## Data supplied
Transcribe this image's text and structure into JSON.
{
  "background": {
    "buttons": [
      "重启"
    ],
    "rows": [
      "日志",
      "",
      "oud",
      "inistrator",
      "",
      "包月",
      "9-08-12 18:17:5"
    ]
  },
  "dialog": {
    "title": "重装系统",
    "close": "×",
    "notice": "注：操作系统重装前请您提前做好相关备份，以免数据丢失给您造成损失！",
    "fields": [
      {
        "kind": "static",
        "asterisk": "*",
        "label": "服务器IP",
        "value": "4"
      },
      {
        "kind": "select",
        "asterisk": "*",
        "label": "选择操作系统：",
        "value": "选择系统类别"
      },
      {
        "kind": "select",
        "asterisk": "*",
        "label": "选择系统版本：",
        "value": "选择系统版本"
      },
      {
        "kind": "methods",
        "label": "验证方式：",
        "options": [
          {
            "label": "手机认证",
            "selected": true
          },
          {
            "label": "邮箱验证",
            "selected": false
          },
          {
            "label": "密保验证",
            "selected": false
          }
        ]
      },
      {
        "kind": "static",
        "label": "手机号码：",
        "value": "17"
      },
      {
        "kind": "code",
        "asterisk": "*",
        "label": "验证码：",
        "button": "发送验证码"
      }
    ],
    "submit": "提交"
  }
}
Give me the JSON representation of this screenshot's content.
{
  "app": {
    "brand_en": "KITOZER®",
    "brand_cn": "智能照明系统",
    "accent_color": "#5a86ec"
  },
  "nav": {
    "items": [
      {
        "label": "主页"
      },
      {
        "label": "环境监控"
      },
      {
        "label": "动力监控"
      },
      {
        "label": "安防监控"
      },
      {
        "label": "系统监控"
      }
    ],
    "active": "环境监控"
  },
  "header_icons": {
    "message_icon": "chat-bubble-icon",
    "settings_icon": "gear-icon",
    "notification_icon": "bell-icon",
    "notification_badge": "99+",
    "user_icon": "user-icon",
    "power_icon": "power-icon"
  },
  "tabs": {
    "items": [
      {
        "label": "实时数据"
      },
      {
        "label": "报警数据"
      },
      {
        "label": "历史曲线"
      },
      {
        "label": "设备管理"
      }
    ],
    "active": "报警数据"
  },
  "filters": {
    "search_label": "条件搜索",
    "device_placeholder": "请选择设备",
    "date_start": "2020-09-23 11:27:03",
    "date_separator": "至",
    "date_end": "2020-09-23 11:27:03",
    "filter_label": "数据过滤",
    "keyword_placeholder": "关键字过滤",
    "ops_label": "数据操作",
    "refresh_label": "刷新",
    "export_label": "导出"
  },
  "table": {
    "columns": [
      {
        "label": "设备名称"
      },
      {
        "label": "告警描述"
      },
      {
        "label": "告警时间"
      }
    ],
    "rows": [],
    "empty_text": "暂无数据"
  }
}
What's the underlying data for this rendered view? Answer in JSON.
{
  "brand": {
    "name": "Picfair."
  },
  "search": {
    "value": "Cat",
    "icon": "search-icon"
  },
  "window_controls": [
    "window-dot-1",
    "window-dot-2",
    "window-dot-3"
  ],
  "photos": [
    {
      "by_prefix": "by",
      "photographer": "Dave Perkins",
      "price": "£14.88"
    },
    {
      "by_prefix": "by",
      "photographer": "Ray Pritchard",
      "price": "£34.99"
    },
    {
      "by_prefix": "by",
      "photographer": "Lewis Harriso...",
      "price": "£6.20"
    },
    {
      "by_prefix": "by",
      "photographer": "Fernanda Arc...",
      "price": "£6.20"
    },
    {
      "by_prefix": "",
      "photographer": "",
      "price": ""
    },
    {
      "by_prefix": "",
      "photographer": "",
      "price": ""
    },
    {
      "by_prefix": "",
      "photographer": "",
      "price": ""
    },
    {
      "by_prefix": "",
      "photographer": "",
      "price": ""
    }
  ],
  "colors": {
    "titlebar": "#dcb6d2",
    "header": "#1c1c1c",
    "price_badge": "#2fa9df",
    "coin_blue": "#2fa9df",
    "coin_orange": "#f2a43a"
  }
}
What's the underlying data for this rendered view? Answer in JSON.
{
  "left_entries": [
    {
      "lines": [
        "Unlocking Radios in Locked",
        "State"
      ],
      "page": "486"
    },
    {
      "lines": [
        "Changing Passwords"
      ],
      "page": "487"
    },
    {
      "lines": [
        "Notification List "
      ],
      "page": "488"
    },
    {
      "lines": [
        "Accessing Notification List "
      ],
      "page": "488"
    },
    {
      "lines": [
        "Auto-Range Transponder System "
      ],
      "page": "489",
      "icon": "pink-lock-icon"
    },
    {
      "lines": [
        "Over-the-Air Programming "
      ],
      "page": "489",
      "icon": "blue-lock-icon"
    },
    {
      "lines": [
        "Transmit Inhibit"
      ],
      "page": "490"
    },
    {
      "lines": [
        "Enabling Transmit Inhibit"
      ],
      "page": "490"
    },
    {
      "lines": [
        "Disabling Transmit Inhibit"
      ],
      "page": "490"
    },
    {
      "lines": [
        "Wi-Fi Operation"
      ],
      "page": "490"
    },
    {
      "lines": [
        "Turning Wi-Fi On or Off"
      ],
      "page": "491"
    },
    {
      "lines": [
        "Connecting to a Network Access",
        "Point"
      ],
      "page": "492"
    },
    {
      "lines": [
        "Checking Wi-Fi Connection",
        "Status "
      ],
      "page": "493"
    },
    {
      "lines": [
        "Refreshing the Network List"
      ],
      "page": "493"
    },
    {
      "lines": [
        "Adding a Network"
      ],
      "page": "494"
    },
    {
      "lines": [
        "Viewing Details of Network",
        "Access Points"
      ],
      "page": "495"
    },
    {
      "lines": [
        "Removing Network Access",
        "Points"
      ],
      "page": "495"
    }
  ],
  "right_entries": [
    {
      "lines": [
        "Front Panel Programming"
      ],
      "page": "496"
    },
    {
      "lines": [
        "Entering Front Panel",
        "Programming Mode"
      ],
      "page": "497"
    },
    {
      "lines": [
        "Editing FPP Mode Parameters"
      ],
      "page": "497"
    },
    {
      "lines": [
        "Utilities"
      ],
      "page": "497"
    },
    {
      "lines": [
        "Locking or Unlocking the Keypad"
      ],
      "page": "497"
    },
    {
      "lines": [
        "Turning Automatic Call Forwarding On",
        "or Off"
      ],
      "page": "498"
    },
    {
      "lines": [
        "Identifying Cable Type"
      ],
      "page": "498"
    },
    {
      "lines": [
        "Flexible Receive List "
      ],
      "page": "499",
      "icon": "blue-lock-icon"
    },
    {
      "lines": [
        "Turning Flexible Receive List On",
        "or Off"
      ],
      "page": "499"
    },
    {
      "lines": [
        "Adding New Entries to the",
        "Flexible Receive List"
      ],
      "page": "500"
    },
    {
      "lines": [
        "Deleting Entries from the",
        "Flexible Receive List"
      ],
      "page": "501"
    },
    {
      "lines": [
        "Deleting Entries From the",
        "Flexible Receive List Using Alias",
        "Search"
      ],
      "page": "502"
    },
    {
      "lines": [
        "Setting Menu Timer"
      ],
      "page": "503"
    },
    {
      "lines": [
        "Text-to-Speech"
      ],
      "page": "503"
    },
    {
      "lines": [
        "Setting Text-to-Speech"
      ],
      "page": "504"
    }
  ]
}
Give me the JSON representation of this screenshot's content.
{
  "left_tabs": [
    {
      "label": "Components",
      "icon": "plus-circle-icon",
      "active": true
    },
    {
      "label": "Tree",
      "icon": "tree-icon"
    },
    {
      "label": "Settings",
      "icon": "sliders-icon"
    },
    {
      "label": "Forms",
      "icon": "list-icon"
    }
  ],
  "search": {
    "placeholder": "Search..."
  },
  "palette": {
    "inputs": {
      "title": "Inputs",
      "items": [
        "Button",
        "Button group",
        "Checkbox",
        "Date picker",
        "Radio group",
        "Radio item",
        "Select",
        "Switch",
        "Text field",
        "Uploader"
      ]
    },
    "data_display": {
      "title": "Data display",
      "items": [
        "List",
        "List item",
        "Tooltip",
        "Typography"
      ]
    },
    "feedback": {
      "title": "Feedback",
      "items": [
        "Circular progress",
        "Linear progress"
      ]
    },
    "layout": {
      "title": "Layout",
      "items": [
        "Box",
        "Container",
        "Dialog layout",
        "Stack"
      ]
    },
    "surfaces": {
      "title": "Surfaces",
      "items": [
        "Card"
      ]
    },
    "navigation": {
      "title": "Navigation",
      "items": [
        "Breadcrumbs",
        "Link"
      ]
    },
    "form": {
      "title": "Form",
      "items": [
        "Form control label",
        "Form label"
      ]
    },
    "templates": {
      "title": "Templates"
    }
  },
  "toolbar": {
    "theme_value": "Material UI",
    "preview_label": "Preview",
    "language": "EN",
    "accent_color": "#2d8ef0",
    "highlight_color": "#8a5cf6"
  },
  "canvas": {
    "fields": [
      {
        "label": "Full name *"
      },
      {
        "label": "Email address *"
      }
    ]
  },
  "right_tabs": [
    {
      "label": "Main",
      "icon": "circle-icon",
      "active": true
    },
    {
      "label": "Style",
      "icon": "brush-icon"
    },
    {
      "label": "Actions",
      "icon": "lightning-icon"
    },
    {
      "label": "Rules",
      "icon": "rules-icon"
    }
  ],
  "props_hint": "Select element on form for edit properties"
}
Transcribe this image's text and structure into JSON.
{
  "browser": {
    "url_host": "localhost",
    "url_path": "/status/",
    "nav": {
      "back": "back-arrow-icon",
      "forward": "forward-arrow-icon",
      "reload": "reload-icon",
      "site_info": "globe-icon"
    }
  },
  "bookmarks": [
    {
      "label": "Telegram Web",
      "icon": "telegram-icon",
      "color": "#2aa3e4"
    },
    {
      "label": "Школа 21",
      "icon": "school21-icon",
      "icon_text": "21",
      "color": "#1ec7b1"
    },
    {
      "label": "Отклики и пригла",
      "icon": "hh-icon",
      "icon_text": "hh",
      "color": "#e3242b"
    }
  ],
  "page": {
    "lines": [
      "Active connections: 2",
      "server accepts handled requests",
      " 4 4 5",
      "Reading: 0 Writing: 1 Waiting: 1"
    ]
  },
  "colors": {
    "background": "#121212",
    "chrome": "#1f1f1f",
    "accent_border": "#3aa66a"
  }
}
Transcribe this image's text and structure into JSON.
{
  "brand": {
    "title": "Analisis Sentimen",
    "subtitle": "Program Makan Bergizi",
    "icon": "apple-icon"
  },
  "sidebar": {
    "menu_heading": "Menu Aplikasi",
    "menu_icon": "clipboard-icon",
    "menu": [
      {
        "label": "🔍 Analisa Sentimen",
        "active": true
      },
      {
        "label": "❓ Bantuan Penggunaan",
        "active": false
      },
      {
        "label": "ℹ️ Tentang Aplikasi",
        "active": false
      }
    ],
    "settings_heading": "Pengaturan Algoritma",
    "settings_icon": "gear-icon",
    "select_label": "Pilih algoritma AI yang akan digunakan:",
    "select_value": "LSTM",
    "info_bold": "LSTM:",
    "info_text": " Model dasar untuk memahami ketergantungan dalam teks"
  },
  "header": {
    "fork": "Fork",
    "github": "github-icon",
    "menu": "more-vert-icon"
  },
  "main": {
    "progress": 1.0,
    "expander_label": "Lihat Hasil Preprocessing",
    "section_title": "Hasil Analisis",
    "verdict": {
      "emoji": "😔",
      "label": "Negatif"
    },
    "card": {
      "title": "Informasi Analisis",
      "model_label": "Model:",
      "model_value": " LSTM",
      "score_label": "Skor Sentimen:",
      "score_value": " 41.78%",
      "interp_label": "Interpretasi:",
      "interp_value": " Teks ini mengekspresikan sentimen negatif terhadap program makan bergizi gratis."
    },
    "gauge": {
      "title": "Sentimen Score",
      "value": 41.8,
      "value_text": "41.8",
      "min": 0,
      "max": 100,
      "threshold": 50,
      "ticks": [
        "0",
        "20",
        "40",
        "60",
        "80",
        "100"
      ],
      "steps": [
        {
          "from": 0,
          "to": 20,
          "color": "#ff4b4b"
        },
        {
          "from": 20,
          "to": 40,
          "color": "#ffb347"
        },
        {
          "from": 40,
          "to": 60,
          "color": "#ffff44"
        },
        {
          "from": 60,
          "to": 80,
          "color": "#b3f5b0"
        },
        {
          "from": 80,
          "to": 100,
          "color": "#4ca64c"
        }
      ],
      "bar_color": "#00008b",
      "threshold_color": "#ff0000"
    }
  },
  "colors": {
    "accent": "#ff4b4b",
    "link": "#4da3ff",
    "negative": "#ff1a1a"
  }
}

## Set task
Look through the entries above and count each line holding "true"; report the count alone.

## Solved exercise
4